> Given task
Can you give all the records again without altering a single character?

::: Input

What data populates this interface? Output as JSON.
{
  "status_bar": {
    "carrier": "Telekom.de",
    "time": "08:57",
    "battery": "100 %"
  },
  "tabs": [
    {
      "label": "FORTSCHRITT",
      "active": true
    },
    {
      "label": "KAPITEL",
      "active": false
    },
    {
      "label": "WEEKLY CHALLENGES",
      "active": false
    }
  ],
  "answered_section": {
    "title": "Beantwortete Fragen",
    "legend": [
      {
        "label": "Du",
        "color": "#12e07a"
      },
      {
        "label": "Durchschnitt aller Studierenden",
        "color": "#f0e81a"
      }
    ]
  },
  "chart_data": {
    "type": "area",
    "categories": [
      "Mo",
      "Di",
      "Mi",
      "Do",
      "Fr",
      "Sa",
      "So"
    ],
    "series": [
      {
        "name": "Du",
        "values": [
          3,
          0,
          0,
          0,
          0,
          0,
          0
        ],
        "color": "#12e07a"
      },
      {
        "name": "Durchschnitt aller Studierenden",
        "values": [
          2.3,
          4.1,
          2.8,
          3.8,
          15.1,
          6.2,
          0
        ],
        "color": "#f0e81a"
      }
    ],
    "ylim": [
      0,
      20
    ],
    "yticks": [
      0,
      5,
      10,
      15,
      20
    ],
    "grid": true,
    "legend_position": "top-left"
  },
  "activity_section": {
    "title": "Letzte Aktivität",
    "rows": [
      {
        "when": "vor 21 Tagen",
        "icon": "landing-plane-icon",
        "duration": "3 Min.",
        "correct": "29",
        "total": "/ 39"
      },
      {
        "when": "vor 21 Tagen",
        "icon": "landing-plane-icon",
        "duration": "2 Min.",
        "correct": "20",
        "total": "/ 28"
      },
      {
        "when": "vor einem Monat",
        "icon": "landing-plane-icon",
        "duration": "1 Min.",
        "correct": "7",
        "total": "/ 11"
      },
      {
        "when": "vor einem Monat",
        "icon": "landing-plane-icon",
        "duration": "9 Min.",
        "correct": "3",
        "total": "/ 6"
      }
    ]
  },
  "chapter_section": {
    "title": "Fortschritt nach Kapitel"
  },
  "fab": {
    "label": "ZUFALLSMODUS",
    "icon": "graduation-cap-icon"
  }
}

::::::

> Expected answer
What data populates this interface? Output as JSON.
{
  "status_bar": {
    "carrier": "Telekom.de",
    "time": "08:57",
    "battery": "100 %"
  },
  "tabs": [
    {
      "label": "FORTSCHRITT",
      "active": true
    },
    {
      "label": "KAPITEL",
      "active": false
    },
    {
      "label": "WEEKLY CHALLENGES",
      "active": false
    }
  ],
  "answered_section": {
    "title": "Beantwortete Fragen",
    "legend": [
      {
        "label": "Du",
        "color": "#12e07a"
      },
      {
        "label": "Durchschnitt aller Studierenden",
        "color": "#f0e81a"
      }
    ]
  },
  "chart_data": {
    "type": "area",
    "categories": [
      "Mo",
      "Di",
      "Mi",
      "Do",
      "Fr",
      "Sa",
      "So"
    ],
    "series": [
      {
        "name": "Du",
        "values": [
          3,
          0,
          0,
          0,
          0,
          0,
          0
        ],
        "color": "#12e07a"
      },
      {
        "name": "Durchschnitt aller Studierenden",
        "values": [
          2.3,
          4.1,
          2.8,
          3.8,
          15.1,
          6.2,
          0
        ],
        "color": "#f0e81a"
      }
    ],
    "ylim": [
      0,
      20
    ],
    "yticks": [
      0,
      5,
      10,
      15,
      20
    ],
    "grid": true,
    "legend_position": "top-left"
  },
  "activity_section": {
    "title": "Letzte Aktivität",
    "rows": [
      {
        "when": "vor 21 Tagen",
        "icon": "landing-plane-icon",
        "duration": "3 Min.",
        "correct": "29",
        "total": "/ 39"
      },
      {
        "when": "vor 21 Tagen",
        "icon": "landing-plane-icon",
        "duration": "2 Min.",
        "correct": "20",
        "total": "/ 28"
      },
      {
        "when": "vor einem Monat",
        "icon": "landing-plane-icon",
        "duration": "1 Min.",
        "correct": "7",
        "total": "/ 11"
      },
      {
        "when": "vor einem Monat",
        "icon": "landing-plane-icon",
        "duration": "9 Min.",
        "correct": "3",
        "total": "/ 6"
      }
    ]
  },
  "chapter_section": {
    "title": "Fortschritt nach Kapitel"
  },
  "fab": {
    "label": "ZUFALLSMODUS",
    "icon": "graduation-cap-icon"
  }
}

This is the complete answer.